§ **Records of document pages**

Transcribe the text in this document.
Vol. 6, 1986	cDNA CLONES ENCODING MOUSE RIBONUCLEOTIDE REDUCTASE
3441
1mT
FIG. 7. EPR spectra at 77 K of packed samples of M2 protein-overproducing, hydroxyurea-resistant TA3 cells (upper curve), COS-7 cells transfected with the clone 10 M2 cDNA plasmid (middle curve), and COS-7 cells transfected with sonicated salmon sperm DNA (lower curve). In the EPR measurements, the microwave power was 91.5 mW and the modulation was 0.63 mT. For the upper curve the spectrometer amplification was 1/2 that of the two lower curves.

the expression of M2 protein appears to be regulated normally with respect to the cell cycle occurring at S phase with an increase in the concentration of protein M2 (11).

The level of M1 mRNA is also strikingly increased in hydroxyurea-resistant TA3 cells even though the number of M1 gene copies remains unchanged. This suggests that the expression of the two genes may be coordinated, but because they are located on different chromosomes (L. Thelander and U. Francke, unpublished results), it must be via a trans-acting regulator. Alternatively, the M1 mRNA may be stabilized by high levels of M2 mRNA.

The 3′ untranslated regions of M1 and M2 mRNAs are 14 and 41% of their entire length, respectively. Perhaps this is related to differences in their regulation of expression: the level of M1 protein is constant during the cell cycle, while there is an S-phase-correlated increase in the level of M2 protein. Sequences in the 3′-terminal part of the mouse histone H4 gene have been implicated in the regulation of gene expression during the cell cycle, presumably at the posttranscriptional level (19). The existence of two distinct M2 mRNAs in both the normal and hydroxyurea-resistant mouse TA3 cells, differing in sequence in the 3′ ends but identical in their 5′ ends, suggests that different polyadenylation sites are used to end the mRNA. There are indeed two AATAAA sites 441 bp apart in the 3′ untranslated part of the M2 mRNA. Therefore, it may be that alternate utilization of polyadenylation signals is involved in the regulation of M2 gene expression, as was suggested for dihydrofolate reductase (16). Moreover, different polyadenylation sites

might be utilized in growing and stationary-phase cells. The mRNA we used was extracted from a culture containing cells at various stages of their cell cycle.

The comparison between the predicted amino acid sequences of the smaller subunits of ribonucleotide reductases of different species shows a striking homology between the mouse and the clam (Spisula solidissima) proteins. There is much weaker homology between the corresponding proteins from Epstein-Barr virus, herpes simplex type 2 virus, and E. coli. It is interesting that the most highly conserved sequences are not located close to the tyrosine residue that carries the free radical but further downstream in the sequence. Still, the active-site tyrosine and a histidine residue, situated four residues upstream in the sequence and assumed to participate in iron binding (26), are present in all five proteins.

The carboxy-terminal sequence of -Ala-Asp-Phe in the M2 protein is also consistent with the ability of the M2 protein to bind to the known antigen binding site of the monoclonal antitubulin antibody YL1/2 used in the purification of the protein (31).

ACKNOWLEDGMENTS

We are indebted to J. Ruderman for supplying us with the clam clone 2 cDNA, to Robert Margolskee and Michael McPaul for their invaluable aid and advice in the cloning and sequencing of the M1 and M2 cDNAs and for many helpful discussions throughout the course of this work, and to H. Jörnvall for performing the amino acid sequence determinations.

§ **Your task**
Word for word, write out each of the records above.

§ **Completed exercise**
Transcribe the text in this document.
Vol. 6, 1986	cDNA CLONES ENCODING MOUSE RIBONUCLEOTIDE REDUCTASE
3441
1mT
FIG. 7. EPR spectra at 77 K of packed samples of M2 protein-overproducing, hydroxyurea-resistant TA3 cells (upper curve), COS-7 cells transfected with the clone 10 M2 cDNA plasmid (middle curve), and COS-7 cells transfected with sonicated salmon sperm DNA (lower curve). In the EPR measurements, the microwave power was 91.5 mW and the modulation was 0.63 mT. For the upper curve the spectrometer amplification was 1/2 that of the two lower curves.

the expression of M2 protein appears to be regulated normally with respect to the cell cycle occurring at S phase with an increase in the concentration of protein M2 (11).

The level of M1 mRNA is also strikingly increased in hydroxyurea-resistant TA3 cells even though the number of M1 gene copies remains unchanged. This suggests that the expression of the two genes may be coordinated, but because they are located on different chromosomes (L. Thelander and U. Francke, unpublished results), it must be via a trans-acting regulator. Alternatively, the M1 mRNA may be stabilized by high levels of M2 mRNA.

The 3′ untranslated regions of M1 and M2 mRNAs are 14 and 41% of their entire length, respectively. Perhaps this is related to differences in their regulation of expression: the level of M1 protein is constant during the cell cycle, while there is an S-phase-correlated increase in the level of M2 protein. Sequences in the 3′-terminal part of the mouse histone H4 gene have been implicated in the regulation of gene expression during the cell cycle, presumably at the posttranscriptional level (19). The existence of two distinct M2 mRNAs in both the normal and hydroxyurea-resistant mouse TA3 cells, differing in sequence in the 3′ ends but identical in their 5′ ends, suggests that different polyadenylation sites are used to end the mRNA. There are indeed two AATAAA sites 441 bp apart in the 3′ untranslated part of the M2 mRNA. Therefore, it may be that alternate utilization of polyadenylation signals is involved in the regulation of M2 gene expression, as was suggested for dihydrofolate reductase (16). Moreover, different polyadenylation sites

might be utilized in growing and stationary-phase cells. The mRNA we used was extracted from a culture containing cells at various stages of their cell cycle.

The comparison between the predicted amino acid sequences of the smaller subunits of ribonucleotide reductases of different species shows a striking homology between the mouse and the clam (Spisula solidissima) proteins. There is much weaker homology between the corresponding proteins from Epstein-Barr virus, herpes simplex type 2 virus, and E. coli. It is interesting that the most highly conserved sequences are not located close to the tyrosine residue that carries the free radical but further downstream in the sequence. Still, the active-site tyrosine and a histidine residue, situated four residues upstream in the sequence and assumed to participate in iron binding (26), are present in all five proteins.

The carboxy-terminal sequence of -Ala-Asp-Phe in the M2 protein is also consistent with the ability of the M2 protein to bind to the known antigen binding site of the monoclonal antitubulin antibody YL1/2 used in the purification of the protein (31).

ACKNOWLEDGMENTS

We are indebted to J. Ruderman for supplying us with the clam clone 2 cDNA, to Robert Margolskee and Michael McPaul for their invaluable aid and advice in the cloning and sequencing of the M1 and M2 cDNAs and for many helpful discussions throughout the course of this work, and to H. Jörnvall for performing the amino acid sequence determinations.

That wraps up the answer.